(Items from a data source)
○ ○ ○

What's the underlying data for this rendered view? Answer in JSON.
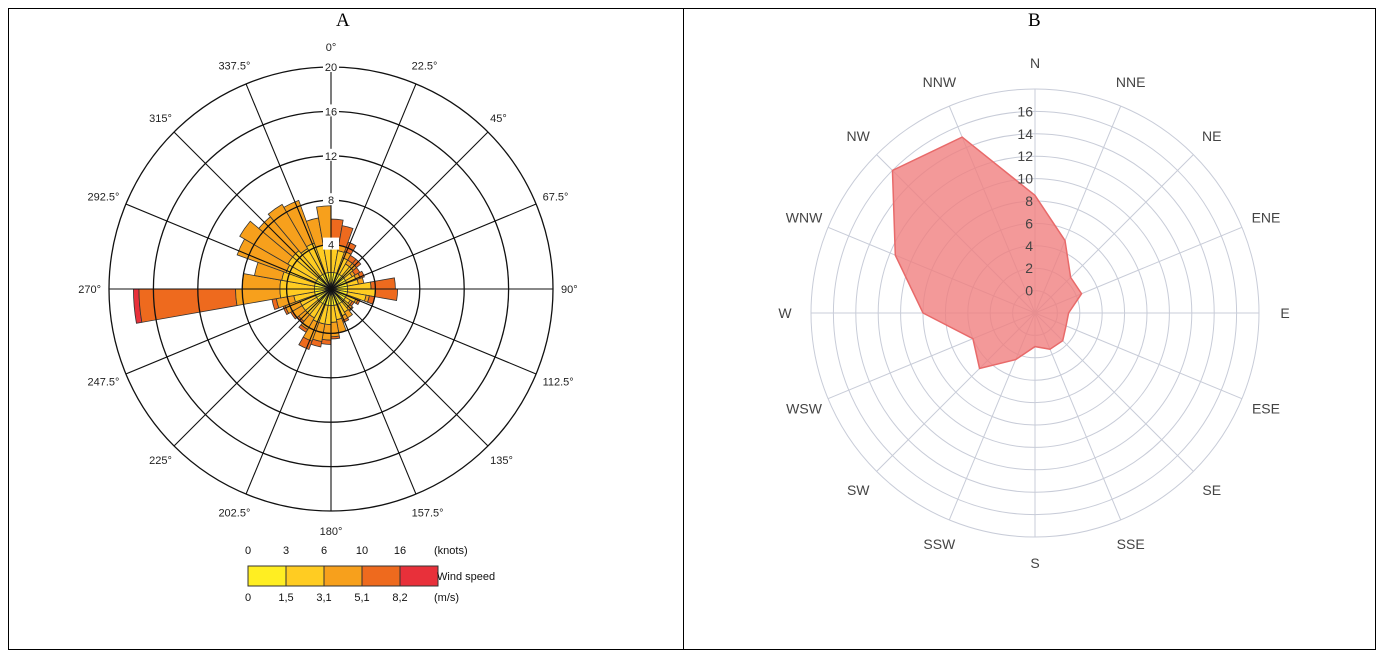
{
  "panels": {
    "a_label": "A",
    "b_label": "B"
  },
  "legend": {
    "knots_ticks": [
      "0",
      "3",
      "6",
      "10",
      "16"
    ],
    "knots_unit": "(knots)",
    "ms_ticks": [
      "0",
      "1,5",
      "3,1",
      "5,1",
      "8,2"
    ],
    "ms_unit": "(m/s)",
    "title": "Wind speed",
    "colors": [
      "#ffee22",
      "#ffcc22",
      "#f7a01c",
      "#ee6a1e",
      "#e8303a"
    ]
  },
  "chart_data": [
    {
      "type": "polar-bar",
      "subtype": "wind-rose",
      "panel": "A",
      "directions_deg": [
        "0°",
        "22.5°",
        "45°",
        "67.5°",
        "90°",
        "112.5°",
        "135°",
        "157.5°",
        "180°",
        "202.5°",
        "225°",
        "247.5°",
        "270°",
        "292.5°",
        "315°",
        "337.5°"
      ],
      "radial_ticks": [
        "4",
        "8",
        "12",
        "16",
        "20"
      ],
      "rlim": [
        0,
        20
      ],
      "sector_count": 36,
      "speed_bins": [
        "0-3",
        "3-6",
        "6-10",
        "10-16",
        ">16"
      ],
      "sectors_cumulative": [
        [
          1.5,
          4.0,
          4.3,
          6.3,
          6.3
        ],
        [
          1.5,
          3.5,
          4.0,
          5.8,
          5.8
        ],
        [
          1.5,
          3.0,
          3.6,
          4.5,
          4.5
        ],
        [
          1.5,
          2.6,
          3.0,
          3.5,
          3.5
        ],
        [
          1.5,
          2.6,
          3.0,
          3.5,
          3.5
        ],
        [
          1.5,
          2.2,
          2.5,
          3.0,
          3.0
        ],
        [
          1.5,
          2.4,
          2.8,
          3.2,
          3.2
        ],
        [
          1.5,
          2.5,
          3.0,
          3.0,
          3.0
        ],
        [
          1.5,
          3.6,
          3.6,
          5.8,
          5.8
        ],
        [
          1.5,
          4.0,
          4.0,
          6.0,
          6.0
        ],
        [
          1.5,
          3.2,
          3.5,
          4.0,
          4.0
        ],
        [
          1.5,
          2.4,
          2.6,
          2.8,
          2.8
        ],
        [
          1.5,
          2.0,
          2.2,
          2.4,
          2.4
        ],
        [
          1.5,
          2.2,
          2.5,
          2.6,
          2.6
        ],
        [
          1.5,
          2.4,
          3.0,
          3.0,
          3.0
        ],
        [
          1.5,
          2.6,
          3.0,
          3.2,
          3.2
        ],
        [
          1.5,
          2.8,
          4.0,
          4.0,
          4.0
        ],
        [
          1.5,
          3.0,
          4.3,
          4.5,
          4.5
        ],
        [
          1.5,
          3.2,
          4.6,
          5.0,
          5.0
        ],
        [
          1.5,
          3.2,
          4.8,
          5.3,
          5.3
        ],
        [
          1.5,
          3.2,
          5.0,
          5.8,
          5.8
        ],
        [
          1.5,
          3.0,
          4.2,
          4.5,
          4.5
        ],
        [
          1.5,
          3.0,
          3.8,
          4.0,
          4.0
        ],
        [
          1.5,
          3.0,
          4.0,
          4.2,
          4.2
        ],
        [
          1.5,
          3.0,
          4.4,
          4.6,
          4.6
        ],
        [
          1.5,
          3.4,
          5.0,
          5.4,
          5.4
        ],
        [
          1.5,
          4.6,
          8.6,
          17.3,
          17.8
        ],
        [
          1.5,
          4.6,
          8.0,
          8.0,
          8.0
        ],
        [
          1.5,
          4.5,
          7.0,
          7.0,
          7.0
        ],
        [
          1.5,
          4.3,
          9.0,
          9.0,
          9.0
        ],
        [
          1.5,
          4.5,
          9.5,
          9.5,
          9.5
        ],
        [
          1.5,
          4.5,
          8.5,
          8.5,
          8.5
        ],
        [
          1.5,
          4.2,
          8.8,
          8.8,
          8.8
        ],
        [
          1.5,
          4.4,
          8.5,
          8.5,
          8.5
        ],
        [
          1.5,
          4.0,
          6.5,
          6.5,
          6.5
        ],
        [
          1.5,
          4.2,
          7.5,
          7.5,
          7.5
        ]
      ]
    },
    {
      "type": "radar",
      "panel": "B",
      "categories": [
        "N",
        "NNE",
        "NE",
        "ENE",
        "E",
        "ESE",
        "SE",
        "SSE",
        "S",
        "SSW",
        "SW",
        "WSW",
        "W",
        "WNW",
        "NW",
        "NNW"
      ],
      "values": [
        8.5,
        5.0,
        2.5,
        2.5,
        1.0,
        1.0,
        1.5,
        1.5,
        1.0,
        2.5,
        5.0,
        4.0,
        8.0,
        11.5,
        16.0,
        15.0
      ],
      "radial_ticks": [
        "0",
        "2",
        "4",
        "6",
        "8",
        "10",
        "12",
        "14",
        "16"
      ],
      "rlim": [
        -2,
        18
      ],
      "fill_color": "#f08080"
    }
  ]
}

○ ○ ○

◆ **Exercise details**
The data above needs to be retyped exactly, with the images left out.

◆ **Final result**
What's the underlying data for this rendered view? Answer in JSON.
{
  "panels": {
    "a_label": "A",
    "b_label": "B"
  },
  "legend": {
    "knots_ticks": [
      "0",
      "3",
      "6",
      "10",
      "16"
    ],
    "knots_unit": "(knots)",
    "ms_ticks": [
      "0",
      "1,5",
      "3,1",
      "5,1",
      "8,2"
    ],
    "ms_unit": "(m/s)",
    "title": "Wind speed",
    "colors": [
      "#ffee22",
      "#ffcc22",
      "#f7a01c",
      "#ee6a1e",
      "#e8303a"
    ]
  },
  "chart_data": [
    {
      "type": "polar-bar",
      "subtype": "wind-rose",
      "panel": "A",
      "directions_deg": [
        "0°",
        "22.5°",
        "45°",
        "67.5°",
        "90°",
        "112.5°",
        "135°",
        "157.5°",
        "180°",
        "202.5°",
        "225°",
        "247.5°",
        "270°",
        "292.5°",
        "315°",
        "337.5°"
      ],
      "radial_ticks": [
        "4",
        "8",
        "12",
        "16",
        "20"
      ],
      "rlim": [
        0,
        20
      ],
      "sector_count": 36,
      "speed_bins": [
        "0-3",
        "3-6",
        "6-10",
        "10-16",
        ">16"
      ],
      "sectors_cumulative": [
        [
          1.5,
          4.0,
          4.3,
          6.3,
          6.3
        ],
        [
          1.5,
          3.5,
          4.0,
          5.8,
          5.8
        ],
        [
          1.5,
          3.0,
          3.6,
          4.5,
          4.5
        ],
        [
          1.5,
          2.6,
          3.0,
          3.5,
          3.5
        ],
        [
          1.5,
          2.6,
          3.0,
          3.5,
          3.5
        ],
        [
          1.5,
          2.2,
          2.5,
          3.0,
          3.0
        ],
        [
          1.5,
          2.4,
          2.8,
          3.2,
          3.2
        ],
        [
          1.5,
          2.5,
          3.0,
          3.0,
          3.0
        ],
        [
          1.5,
          3.6,
          3.6,
          5.8,
          5.8
        ],
        [
          1.5,
          4.0,
          4.0,
          6.0,
          6.0
        ],
        [
          1.5,
          3.2,
          3.5,
          4.0,
          4.0
        ],
        [
          1.5,
          2.4,
          2.6,
          2.8,
          2.8
        ],
        [
          1.5,
          2.0,
          2.2,
          2.4,
          2.4
        ],
        [
          1.5,
          2.2,
          2.5,
          2.6,
          2.6
        ],
        [
          1.5,
          2.4,
          3.0,
          3.0,
          3.0
        ],
        [
          1.5,
          2.6,
          3.0,
          3.2,
          3.2
        ],
        [
          1.5,
          2.8,
          4.0,
          4.0,
          4.0
        ],
        [
          1.5,
          3.0,
          4.3,
          4.5,
          4.5
        ],
        [
          1.5,
          3.2,
          4.6,
          5.0,
          5.0
        ],
        [
          1.5,
          3.2,
          4.8,
          5.3,
          5.3
        ],
        [
          1.5,
          3.2,
          5.0,
          5.8,
          5.8
        ],
        [
          1.5,
          3.0,
          4.2,
          4.5,
          4.5
        ],
        [
          1.5,
          3.0,
          3.8,
          4.0,
          4.0
        ],
        [
          1.5,
          3.0,
          4.0,
          4.2,
          4.2
        ],
        [
          1.5,
          3.0,
          4.4,
          4.6,
          4.6
        ],
        [
          1.5,
          3.4,
          5.0,
          5.4,
          5.4
        ],
        [
          1.5,
          4.6,
          8.6,
          17.3,
          17.8
        ],
        [
          1.5,
          4.6,
          8.0,
          8.0,
          8.0
        ],
        [
          1.5,
          4.5,
          7.0,
          7.0,
          7.0
        ],
        [
          1.5,
          4.3,
          9.0,
          9.0,
          9.0
        ],
        [
          1.5,
          4.5,
          9.5,
          9.5,
          9.5
        ],
        [
          1.5,
          4.5,
          8.5,
          8.5,
          8.5
        ],
        [
          1.5,
          4.2,
          8.8,
          8.8,
          8.8
        ],
        [
          1.5,
          4.4,
          8.5,
          8.5,
          8.5
        ],
        [
          1.5,
          4.0,
          6.5,
          6.5,
          6.5
        ],
        [
          1.5,
          4.2,
          7.5,
          7.5,
          7.5
        ]
      ]
    },
    {
      "type": "radar",
      "panel": "B",
      "categories": [
        "N",
        "NNE",
        "NE",
        "ENE",
        "E",
        "ESE",
        "SE",
        "SSE",
        "S",
        "SSW",
        "SW",
        "WSW",
        "W",
        "WNW",
        "NW",
        "NNW"
      ],
      "values": [
        8.5,
        5.0,
        2.5,
        2.5,
        1.0,
        1.0,
        1.5,
        1.5,
        1.0,
        2.5,
        5.0,
        4.0,
        8.0,
        11.5,
        16.0,
        15.0
      ],
      "radial_ticks": [
        "0",
        "2",
        "4",
        "6",
        "8",
        "10",
        "12",
        "14",
        "16"
      ],
      "rlim": [
        -2,
        18
      ],
      "fill_color": "#f08080"
    }
  ]
}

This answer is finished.